**SHORT TASK**. Rewrite every one of the items below, changing each "Travel-Associated" to "Travel-Related" and keeping everything else the same. Leave the pictures out of your answer.

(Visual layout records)
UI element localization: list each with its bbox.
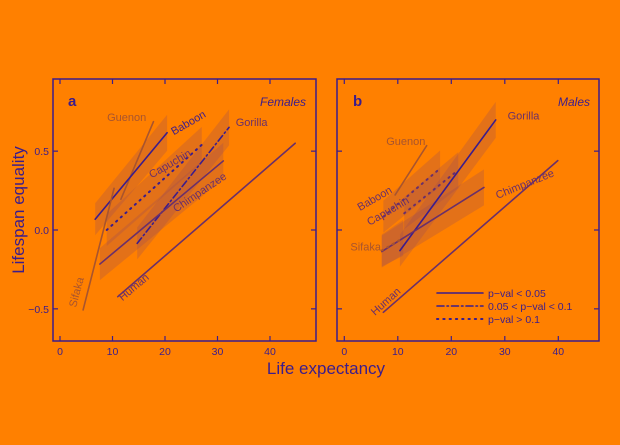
line-human-panel-a [116,142,297,298]
line-gorilla-panel-a [136,126,230,245]
x-tick-label: 40 [552,346,564,358]
band-chimpanzee-panel-b [381,169,484,268]
line-sifaka-panel-b [380,236,405,252]
x-tick-label: 40 [264,346,276,358]
label-gorilla-panel-a: Gorilla [236,117,269,129]
line-guenon-panel-a [120,120,155,201]
legend-label-dashdot: 0.05 < p−val < 0.1 [488,301,573,313]
band-capuchin-panel-b [404,152,459,230]
line-human-panel-b [382,159,559,314]
line-sifaka-panel-a [82,187,115,311]
label-sifaka-panel-b: Sifaka [350,242,381,254]
line-baboon-panel-a [94,131,168,221]
line-guenon-panel-b [394,144,428,196]
x-tick-label: 30 [212,346,224,358]
y-tick-label: −0.5 [28,304,49,316]
x-tick-label: 20 [445,346,457,358]
y-axis-label: Lifespan equality [9,146,28,274]
panel-b-title: Males [558,95,590,109]
line-gorilla-panel-b [399,119,497,252]
legend-label-solid: p−val < 0.05 [488,288,546,300]
legend: p−val < 0.050.05 < p−val < 0.1p−val > 0.… [436,288,573,326]
line-capuchin-panel-a [105,143,203,231]
y-tick-label: 0.5 [34,146,49,158]
panel-a-letter: a [68,93,77,110]
panel-a-frame [52,78,317,342]
x-tick-label: 30 [499,346,511,358]
panel-b-frame [336,78,600,342]
line-baboon-panel-b [382,167,442,218]
legend-label-dotted: p−val > 0.1 [488,314,540,326]
label-guenon-panel-b: Guenon [386,136,425,148]
label-guenon-panel-a: Guenon [107,112,146,124]
x-tick-label: 20 [159,346,171,358]
panel-b-letter: b [353,93,362,110]
x-tick-label: 0 [57,346,63,358]
x-tick-label: 10 [392,346,404,358]
x-tick-label: 10 [107,346,119,358]
label-gorilla-panel-b: Gorilla [508,111,541,123]
y-tick-label: 0.0 [34,225,49,237]
panel-a-title: Females [260,95,306,109]
x-axis-label: Life expectancy [267,359,386,378]
line-capuchin-panel-b [403,169,460,215]
line-chimpanzee-panel-a [99,160,225,265]
x-tick-label: 0 [341,346,347,358]
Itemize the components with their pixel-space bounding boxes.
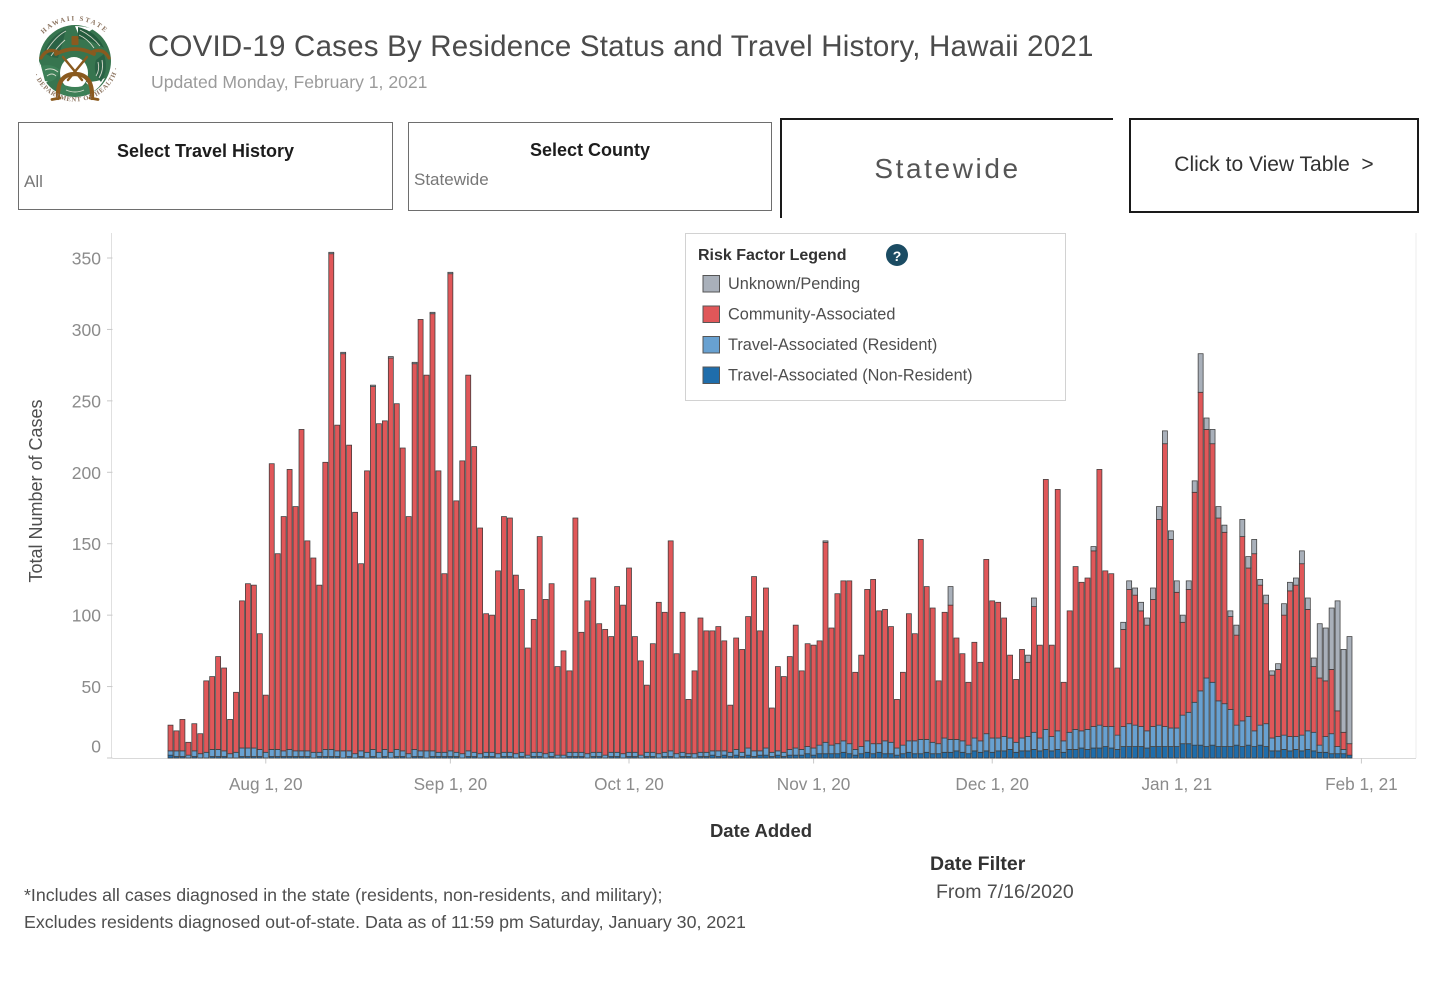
svg-text:?: ? [893, 248, 902, 264]
svg-text:100: 100 [72, 606, 101, 626]
svg-text:0: 0 [91, 737, 101, 757]
svg-text:Total Number of Cases: Total Number of Cases [26, 399, 46, 582]
svg-text:Date Added: Date Added [710, 820, 812, 841]
svg-text:Jan 1, 21: Jan 1, 21 [1141, 774, 1212, 794]
svg-text:150: 150 [72, 534, 101, 554]
svg-text:Oct 1, 20: Oct 1, 20 [594, 774, 664, 794]
svg-text:Community-Associated: Community-Associated [728, 306, 895, 324]
svg-text:200: 200 [72, 463, 101, 483]
svg-text:350: 350 [72, 249, 101, 269]
svg-text:50: 50 [82, 677, 102, 697]
svg-text:Travel-Associated (Non-Residen: Travel-Associated (Non-Resident) [728, 367, 973, 385]
svg-text:Nov 1, 20: Nov 1, 20 [777, 774, 851, 794]
svg-text:250: 250 [72, 391, 101, 411]
svg-text:Aug 1, 20: Aug 1, 20 [229, 774, 303, 794]
svg-text:Travel-Associated (Resident): Travel-Associated (Resident) [728, 336, 937, 354]
svg-text:Feb 1, 21: Feb 1, 21 [1325, 774, 1398, 794]
svg-text:Dec 1, 20: Dec 1, 20 [955, 774, 1029, 794]
svg-text:300: 300 [72, 320, 101, 340]
svg-text:Unknown/Pending: Unknown/Pending [728, 275, 860, 293]
svg-text:Sep 1, 20: Sep 1, 20 [414, 774, 488, 794]
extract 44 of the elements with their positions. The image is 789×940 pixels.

**REPLY TO THE EXERCISE**.
UI element localization: list each with its bbox.
line-human-panel-a [116,142,297,298]
line-gorilla-panel-a [136,126,230,245]
x-tick-label: 40 [552,346,564,358]
band-chimpanzee-panel-b [381,169,484,268]
line-sifaka-panel-b [380,236,405,252]
x-tick-label: 40 [264,346,276,358]
label-gorilla-panel-a: Gorilla [236,117,269,129]
line-guenon-panel-a [120,120,155,201]
legend-label-dashdot: 0.05 < p−val < 0.1 [488,301,573,313]
band-capuchin-panel-b [404,152,459,230]
line-human-panel-b [382,159,559,314]
line-sifaka-panel-a [82,187,115,311]
label-sifaka-panel-b: Sifaka [350,242,381,254]
line-baboon-panel-a [94,131,168,221]
line-guenon-panel-b [394,144,428,196]
x-tick-label: 30 [212,346,224,358]
y-tick-label: −0.5 [28,304,49,316]
x-tick-label: 20 [445,346,457,358]
y-axis-label: Lifespan equality [9,146,28,274]
panel-b-title: Males [558,95,590,109]
line-gorilla-panel-b [399,119,497,252]
legend-label-solid: p−val < 0.05 [488,288,546,300]
legend: p−val < 0.050.05 < p−val < 0.1p−val > 0.… [436,288,573,326]
line-capuchin-panel-a [105,143,203,231]
y-tick-label: 0.5 [34,146,49,158]
panel-a-letter: a [68,93,77,110]
panel-a-frame [52,78,317,342]
x-tick-label: 30 [499,346,511,358]
panel-b-frame [336,78,600,342]
line-baboon-panel-b [382,167,442,218]
legend-label-dotted: p−val > 0.1 [488,314,540,326]
label-guenon-panel-b: Guenon [386,136,425,148]
label-guenon-panel-a: Guenon [107,112,146,124]
x-tick-label: 20 [159,346,171,358]
panel-b-letter: b [353,93,362,110]
x-tick-label: 0 [57,346,63,358]
x-tick-label: 10 [392,346,404,358]
x-tick-label: 10 [107,346,119,358]
label-gorilla-panel-b: Gorilla [508,111,541,123]
y-tick-label: 0.0 [34,225,49,237]
panel-a-title: Females [260,95,306,109]
x-axis-label: Life expectancy [267,359,386,378]
line-capuchin-panel-b [403,169,460,215]
line-chimpanzee-panel-a [99,160,225,265]
x-tick-label: 0 [341,346,347,358]
Itemize the components with their pixel-space bounding boxes.
svg-text:?: ? [893, 248, 902, 264]
svg-text:100: 100 [72, 606, 101, 626]
svg-text:0: 0 [91, 737, 101, 757]
svg-text:Total Number of Cases: Total Number of Cases [26, 399, 46, 582]
svg-text:Date Added: Date Added [710, 820, 812, 841]
svg-text:Jan 1, 21: Jan 1, 21 [1141, 774, 1212, 794]
svg-text:150: 150 [72, 534, 101, 554]
svg-text:Oct 1, 20: Oct 1, 20 [594, 774, 664, 794]
svg-text:Community-Associated: Community-Associated [728, 306, 895, 324]
svg-text:200: 200 [72, 463, 101, 483]
svg-text:350: 350 [72, 249, 101, 269]
svg-text:50: 50 [82, 677, 102, 697]
svg-text:Travel-Related (Non-Residen: Travel-Related (Non-Resident) [728, 367, 973, 385]
svg-text:Nov 1, 20: Nov 1, 20 [777, 774, 851, 794]
svg-text:250: 250 [72, 391, 101, 411]
svg-text:Aug 1, 20: Aug 1, 20 [229, 774, 303, 794]
svg-text:Travel-Related (Resident): Travel-Related (Resident) [728, 336, 937, 354]
svg-text:Feb 1, 21: Feb 1, 21 [1325, 774, 1398, 794]
svg-text:Dec 1, 20: Dec 1, 20 [955, 774, 1029, 794]
svg-text:300: 300 [72, 320, 101, 340]
svg-text:Unknown/Pending: Unknown/Pending [728, 275, 860, 293]
svg-text:Sep 1, 20: Sep 1, 20 [414, 774, 488, 794]
extract 44 of the elements with their positions. The image is 789×940 pixels.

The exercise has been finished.